What is expected: Locate every line that holds the string "TELEFONNUMMER" and copy it.

------ Records provided

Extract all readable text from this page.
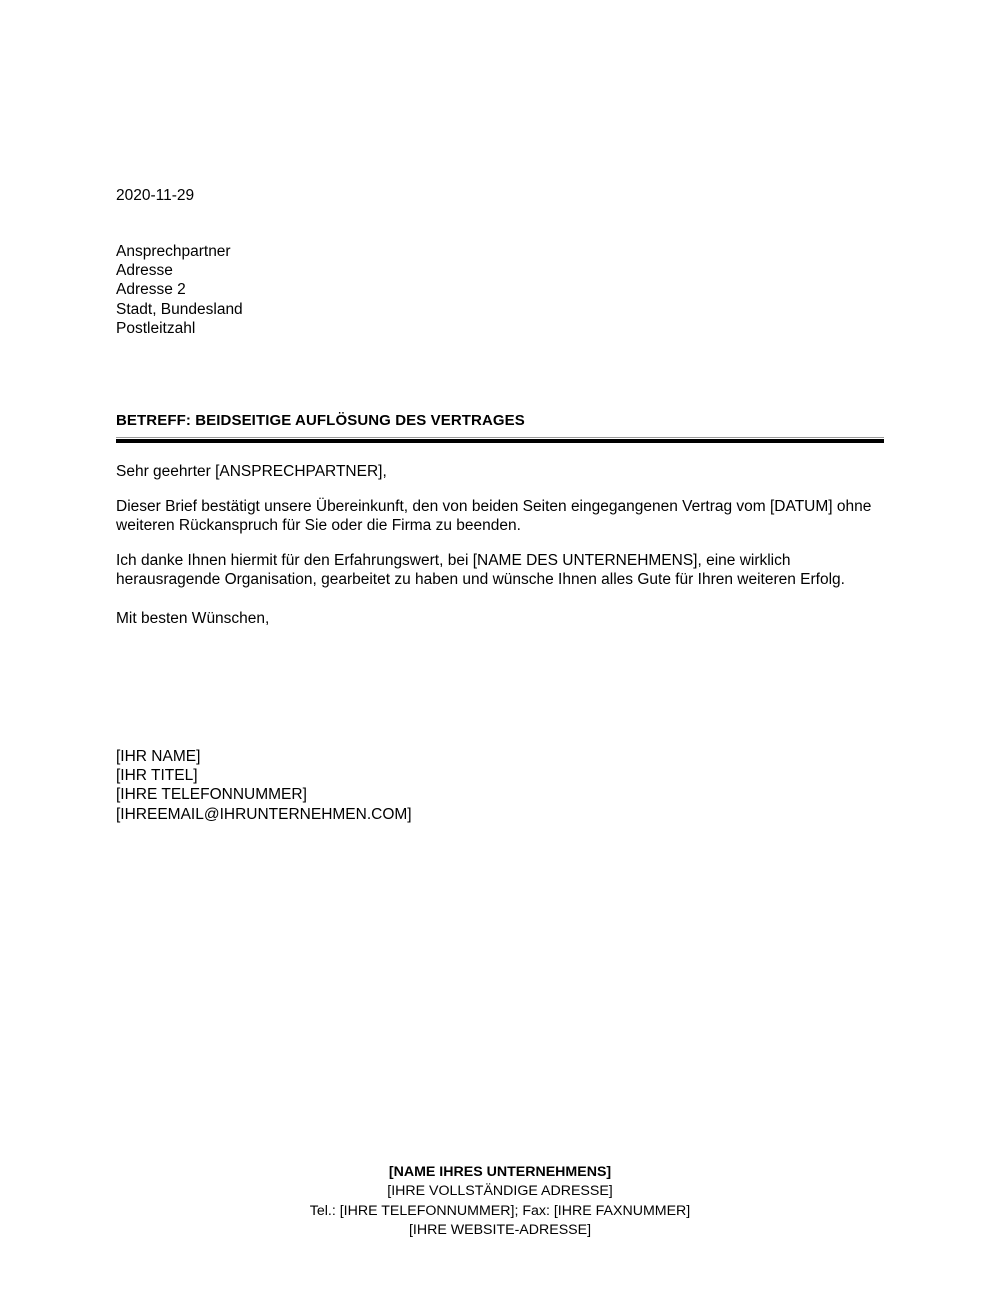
2020-11-29
Ansprechpartner
Adresse
Adresse 2
Stadt, Bundesland
Postleitzahl
BETREFF: BEIDSEITIGE AUFLÖSUNG DES VERTRAGES

Sehr geehrter [ANSPRECHPARTNER],

Dieser Brief bestätigt unsere Übereinkunft, den von beiden Seiten eingegangenen Vertrag vom [DATUM] ohne weiteren Rückanspruch für Sie oder die Firma zu beenden.

Ich danke Ihnen hiermit für den Erfahrungswert, bei [NAME DES UNTERNEHMENS], eine wirklich herausragende Organisation, gearbeitet zu haben und wünsche Ihnen alles Gute für Ihren weiteren Erfolg.

Mit besten Wünschen,

[IHR NAME]
[IHR TITEL]
[IHRE TELEFONNUMMER]
[IHREEMAIL@IHRUNTERNEHMEN.COM]
[NAME IHRES UNTERNEHMENS]
[IHRE VOLLSTÄNDIGE ADRESSE]
Tel.: [IHRE TELEFONNUMMER]; Fax: [IHRE FAXNUMMER]
[IHRE WEBSITE-ADRESSE]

------------

Complete answer:
[IHRE TELEFONNUMMER]
Tel.: [IHRE TELEFONNUMMER]; Fax: [IHRE FAXNUMMER]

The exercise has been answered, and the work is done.